Task material:
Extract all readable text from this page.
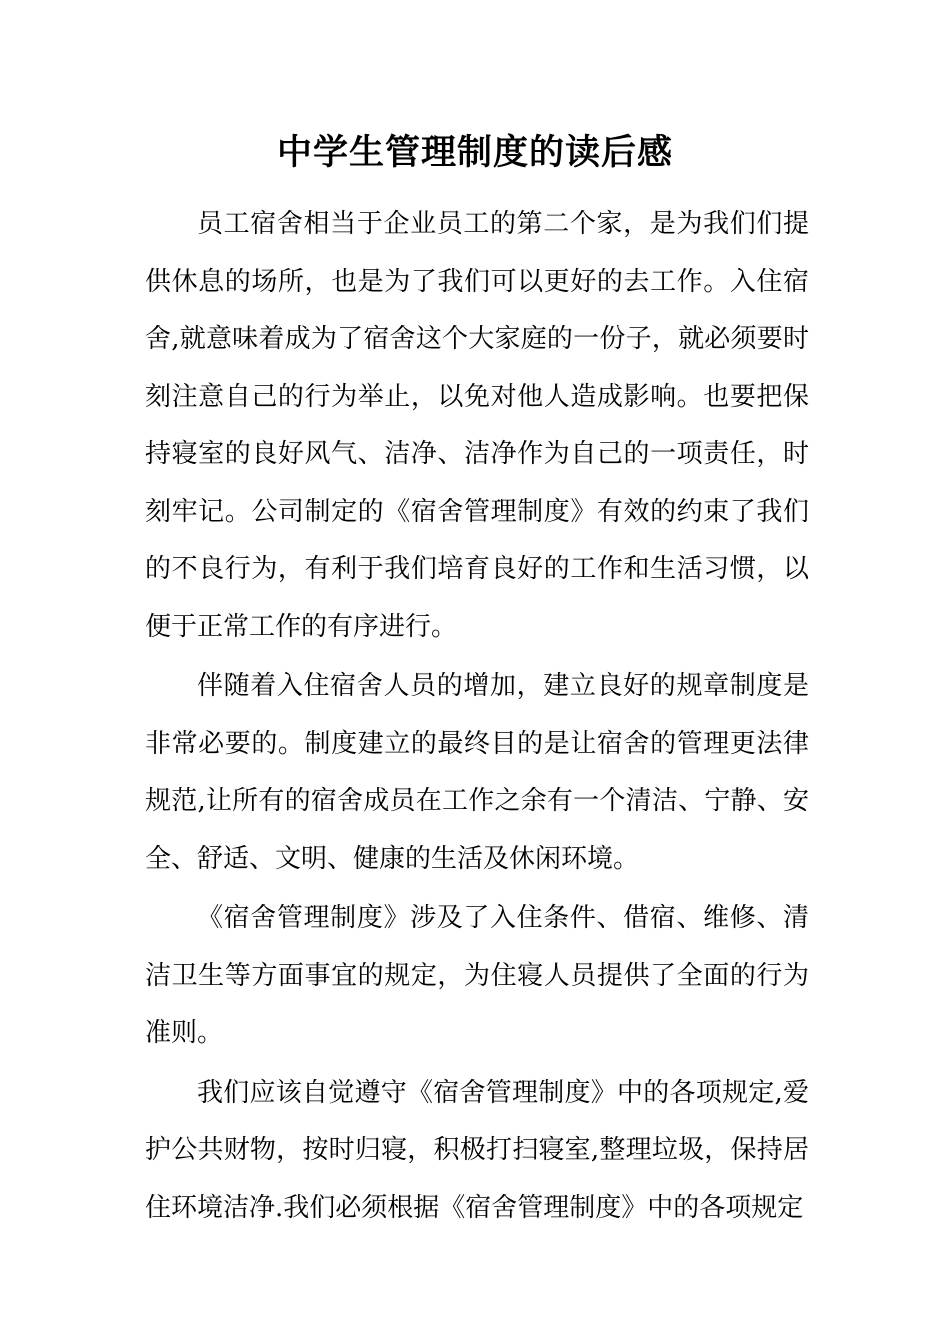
中学生管理制度的读后感

员工宿舍相当于企业员工的第二个家，是为我们们提供休息的场所，也是为了我们可以更好的去工作。入住宿舍,就意味着成为了宿舍这个大家庭的一份子，就必须要时刻注意自己的行为举止，以免对他人造成影响。也要把保持寝室的良好风气、洁净、洁净作为自己的一项责任，时刻牢记。公司制定的《宿舍管理制度》有效的约束了我们的不良行为，有利于我们培育良好的工作和生活习惯，以便于正常工作的有序进行。

伴随着入住宿舍人员的增加，建立良好的规章制度是非常必要的。制度建立的最终目的是让宿舍的管理更法律规范,让所有的宿舍成员在工作之余有一个清洁、宁静、安全、舒适、文明、健康的生活及休闲环境。

《宿舍管理制度》涉及了入住条件、借宿、维修、清洁卫生等方面事宜的规定，为住寝人员提供了全面的行为准则。

我们应该自觉遵守《宿舍管理制度》中的各项规定,爱护公共财物，按时归寝，积极打扫寝室,整理垃圾，保持居住环境洁净.我们必须根据《宿舍管理制度》中的各项规定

Short task:
Give the entries again word for word, but skip the pictures.

Solution to this problem:
Extract all readable text from this page.
中学生管理制度的读后感

员工宿舍相当于企业员工的第二个家，是为我们们提供休息的场所，也是为了我们可以更好的去工作。入住宿舍,就意味着成为了宿舍这个大家庭的一份子，就必须要时刻注意自己的行为举止，以免对他人造成影响。也要把保持寝室的良好风气、洁净、洁净作为自己的一项责任，时刻牢记。公司制定的《宿舍管理制度》有效的约束了我们的不良行为，有利于我们培育良好的工作和生活习惯，以便于正常工作的有序进行。

伴随着入住宿舍人员的增加，建立良好的规章制度是非常必要的。制度建立的最终目的是让宿舍的管理更法律规范,让所有的宿舍成员在工作之余有一个清洁、宁静、安全、舒适、文明、健康的生活及休闲环境。

《宿舍管理制度》涉及了入住条件、借宿、维修、清洁卫生等方面事宜的规定，为住寝人员提供了全面的行为准则。

我们应该自觉遵守《宿舍管理制度》中的各项规定,爱护公共财物，按时归寝，积极打扫寝室,整理垃圾，保持居住环境洁净.我们必须根据《宿舍管理制度》中的各项规定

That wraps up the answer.